══ Raw records ══
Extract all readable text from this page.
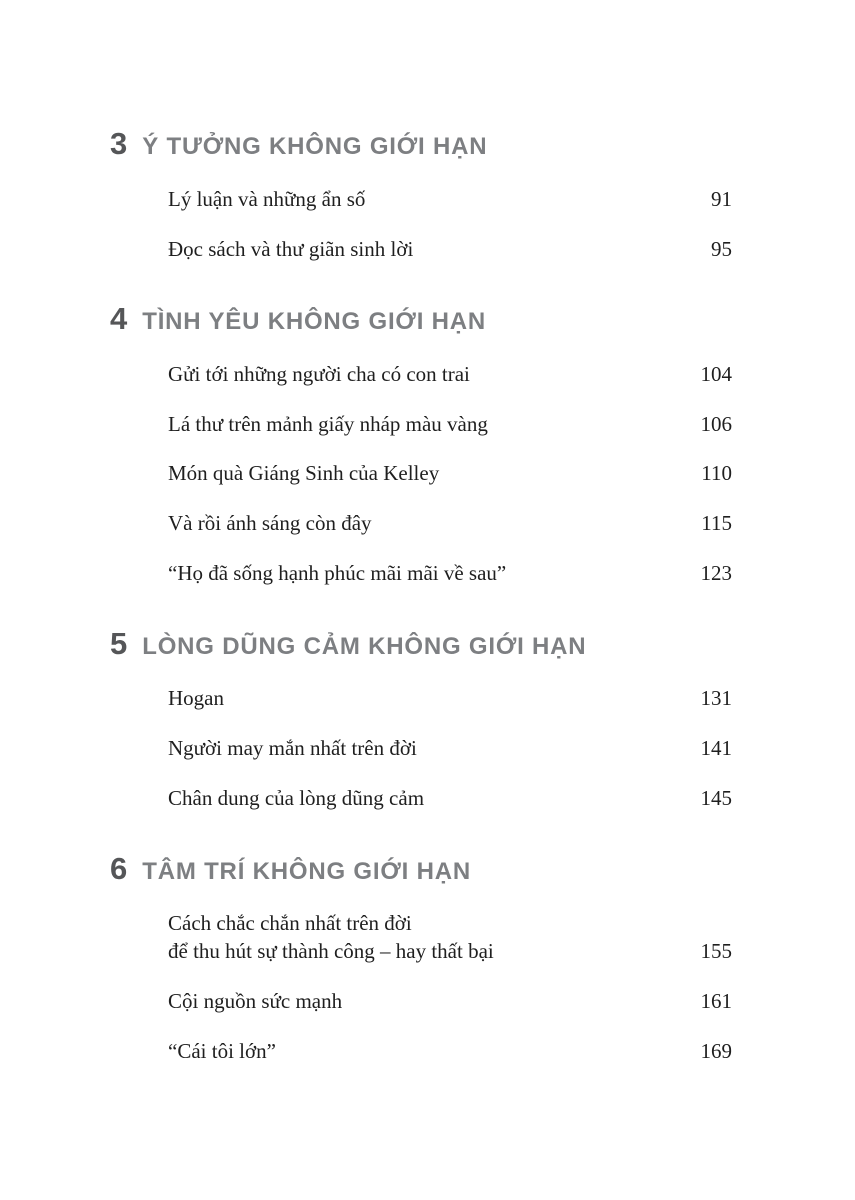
3 Ý TƯỞNG KHÔNG GIỚI HẠN
Lý luận và những ẩn số	91
Đọc sách và thư giãn sinh lời	95
4 TÌNH YÊU KHÔNG GIỚI HẠN
Gửi tới những người cha có con trai	104
Lá thư trên mảnh giấy nháp màu vàng	106
Món quà Giáng Sinh của Kelley	110
Và rồi ánh sáng còn đây	115
“Họ đã sống hạnh phúc mãi mãi về sau”	123
5 LÒNG DŨNG CẢM KHÔNG GIỚI HẠN
Hogan	131
Người may mắn nhất trên đời	141
Chân dung của lòng dũng cảm	145
6 TÂM TRÍ KHÔNG GIỚI HẠN
Cách chắc chắn nhất trên đời
để thu hút sự thành công – hay thất bại	155
Cội nguồn sức mạnh	161
“Cái tôi lớn”	169
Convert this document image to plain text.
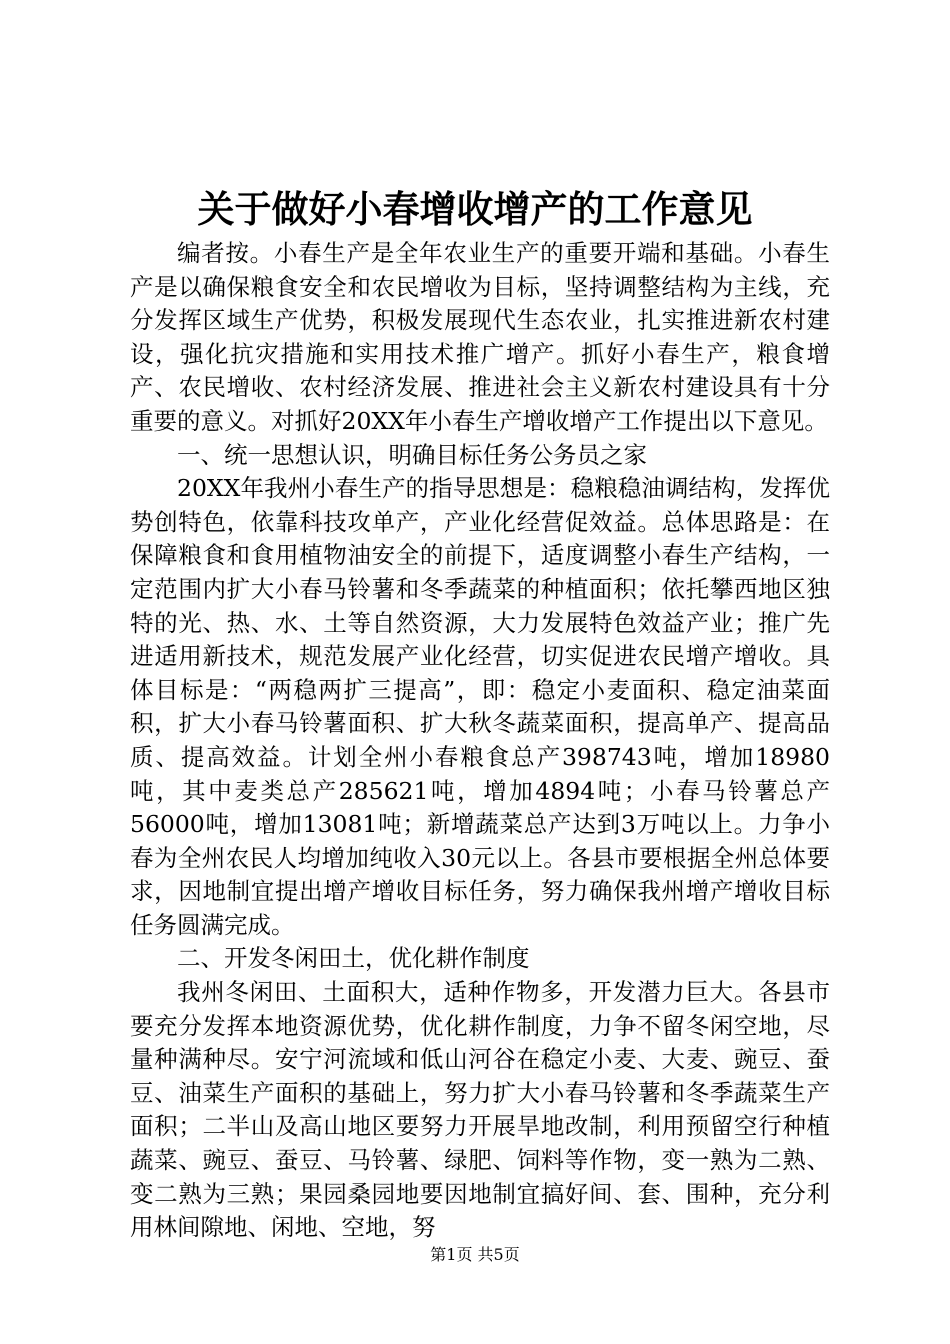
关于做好小春增收增产的工作意见

编者按。小春生产是全年农业生产的重要开端和基础。小春生产是以确保粮食安全和农民增收为目标，坚持调整结构为主线，充分发挥区域生产优势，积极发展现代生态农业，扎实推进新农村建设，强化抗灾措施和实用技术推广增产。抓好小春生产，粮食增产、农民增收、农村经济发展、推进社会主义新农村建设具有十分重要的意义。对抓好20XX年小春生产增收增产工作提出以下意见。

一、统一思想认识，明确目标任务公务员之家

20XX年我州小春生产的指导思想是：稳粮稳油调结构，发挥优势创特色，依靠科技攻单产，产业化经营促效益。总体思路是：在保障粮食和食用植物油安全的前提下，适度调整小春生产结构，一定范围内扩大小春马铃薯和冬季蔬菜的种植面积；依托攀西地区独特的光、热、水、土等自然资源，大力发展特色效益产业；推广先进适用新技术，规范发展产业化经营，切实促进农民增产增收。具体目标是：“两稳两扩三提高”，即：稳定小麦面积、稳定油菜面积，扩大小春马铃薯面积、扩大秋冬蔬菜面积，提高单产、提高品质、提高效益。计划全州小春粮食总产398743吨，增加18980吨，其中麦类总产285621吨，增加4894吨；小春马铃薯总产56000吨，增加13081吨；新增蔬菜总产达到3万吨以上。力争小春为全州农民人均增加纯收入30元以上。各县市要根据全州总体要求，因地制宜提出增产增收目标任务，努力确保我州增产增收目标任务圆满完成。

二、开发冬闲田土，优化耕作制度

我州冬闲田、土面积大，适种作物多，开发潜力巨大。各县市要充分发挥本地资源优势，优化耕作制度，力争不留冬闲空地，尽量种满种尽。安宁河流域和低山河谷在稳定小麦、大麦、豌豆、蚕豆、油菜生产面积的基础上，努力扩大小春马铃薯和冬季蔬菜生产面积；二半山及高山地区要努力开展旱地改制，利用预留空行种植蔬菜、豌豆、蚕豆、马铃薯、绿肥、饲料等作物，变一熟为二熟、变二熟为三熟；果园桑园地要因地制宜搞好间、套、围种，充分利用林间隙地、闲地、空地，努

第1页 共5页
═══
Goal: Gather up every line from the listing above in which the word "this" occurs.

Full answer:
Extract all readable text from this page.
Convert this document image to plain text.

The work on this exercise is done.